Restate the full set of records exactly, word for word.

Dataset rows about figures

####

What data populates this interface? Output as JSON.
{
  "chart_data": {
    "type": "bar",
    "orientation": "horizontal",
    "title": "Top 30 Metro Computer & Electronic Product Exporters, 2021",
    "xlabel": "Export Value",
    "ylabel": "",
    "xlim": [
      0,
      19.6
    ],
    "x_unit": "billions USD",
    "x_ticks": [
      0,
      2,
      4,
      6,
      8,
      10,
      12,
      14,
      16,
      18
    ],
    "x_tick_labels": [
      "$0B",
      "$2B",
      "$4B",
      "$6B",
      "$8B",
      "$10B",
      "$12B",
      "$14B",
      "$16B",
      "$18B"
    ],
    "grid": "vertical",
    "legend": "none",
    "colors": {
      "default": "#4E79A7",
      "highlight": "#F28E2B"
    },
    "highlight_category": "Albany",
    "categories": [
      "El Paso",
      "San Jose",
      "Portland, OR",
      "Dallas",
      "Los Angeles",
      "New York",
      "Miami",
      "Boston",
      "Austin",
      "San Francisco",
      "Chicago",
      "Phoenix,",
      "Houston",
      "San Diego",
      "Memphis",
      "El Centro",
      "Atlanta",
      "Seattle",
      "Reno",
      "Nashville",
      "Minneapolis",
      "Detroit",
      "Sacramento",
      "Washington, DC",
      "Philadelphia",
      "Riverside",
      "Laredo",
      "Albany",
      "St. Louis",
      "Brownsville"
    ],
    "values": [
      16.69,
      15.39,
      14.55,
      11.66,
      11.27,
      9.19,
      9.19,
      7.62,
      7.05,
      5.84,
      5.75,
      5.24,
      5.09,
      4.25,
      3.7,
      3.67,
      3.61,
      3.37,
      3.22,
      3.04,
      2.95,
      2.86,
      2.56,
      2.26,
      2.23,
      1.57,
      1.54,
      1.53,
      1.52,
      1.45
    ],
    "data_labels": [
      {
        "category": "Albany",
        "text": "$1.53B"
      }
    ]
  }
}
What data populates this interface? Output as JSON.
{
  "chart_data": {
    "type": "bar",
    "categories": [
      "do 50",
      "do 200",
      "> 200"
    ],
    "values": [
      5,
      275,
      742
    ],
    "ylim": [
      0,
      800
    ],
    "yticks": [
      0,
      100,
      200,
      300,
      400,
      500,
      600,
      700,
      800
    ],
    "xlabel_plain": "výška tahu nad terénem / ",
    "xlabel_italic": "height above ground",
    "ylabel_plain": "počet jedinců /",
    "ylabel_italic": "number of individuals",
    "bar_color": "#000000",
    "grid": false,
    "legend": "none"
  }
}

####

_THE OUTPUT_:
What data populates this interface? Output as JSON.
{
  "chart_data": {
    "type": "bar",
    "orientation": "horizontal",
    "title": "Top 30 Metro Computer & Electronic Product Exporters, 2021",
    "xlabel": "Export Value",
    "ylabel": "",
    "xlim": [
      0,
      19.6
    ],
    "x_unit": "billions USD",
    "x_ticks": [
      0,
      2,
      4,
      6,
      8,
      10,
      12,
      14,
      16,
      18
    ],
    "x_tick_labels": [
      "$0B",
      "$2B",
      "$4B",
      "$6B",
      "$8B",
      "$10B",
      "$12B",
      "$14B",
      "$16B",
      "$18B"
    ],
    "grid": "vertical",
    "legend": "none",
    "colors": {
      "default": "#4E79A7",
      "highlight": "#F28E2B"
    },
    "highlight_category": "Albany",
    "categories": [
      "El Paso",
      "San Jose",
      "Portland, OR",
      "Dallas",
      "Los Angeles",
      "New York",
      "Miami",
      "Boston",
      "Austin",
      "San Francisco",
      "Chicago",
      "Phoenix,",
      "Houston",
      "San Diego",
      "Memphis",
      "El Centro",
      "Atlanta",
      "Seattle",
      "Reno",
      "Nashville",
      "Minneapolis",
      "Detroit",
      "Sacramento",
      "Washington, DC",
      "Philadelphia",
      "Riverside",
      "Laredo",
      "Albany",
      "St. Louis",
      "Brownsville"
    ],
    "values": [
      16.69,
      15.39,
      14.55,
      11.66,
      11.27,
      9.19,
      9.19,
      7.62,
      7.05,
      5.84,
      5.75,
      5.24,
      5.09,
      4.25,
      3.7,
      3.67,
      3.61,
      3.37,
      3.22,
      3.04,
      2.95,
      2.86,
      2.56,
      2.26,
      2.23,
      1.57,
      1.54,
      1.53,
      1.52,
      1.45
    ],
    "data_labels": [
      {
        "category": "Albany",
        "text": "$1.53B"
      }
    ]
  }
}
What data populates this interface? Output as JSON.
{
  "chart_data": {
    "type": "bar",
    "categories": [
      "do 50",
      "do 200",
      "> 200"
    ],
    "values": [
      5,
      275,
      742
    ],
    "ylim": [
      0,
      800
    ],
    "yticks": [
      0,
      100,
      200,
      300,
      400,
      500,
      600,
      700,
      800
    ],
    "xlabel_plain": "výška tahu nad terénem / ",
    "xlabel_italic": "height above ground",
    "ylabel_plain": "počet jedinců /",
    "ylabel_italic": "number of individuals",
    "bar_color": "#000000",
    "grid": false,
    "legend": "none"
  }
}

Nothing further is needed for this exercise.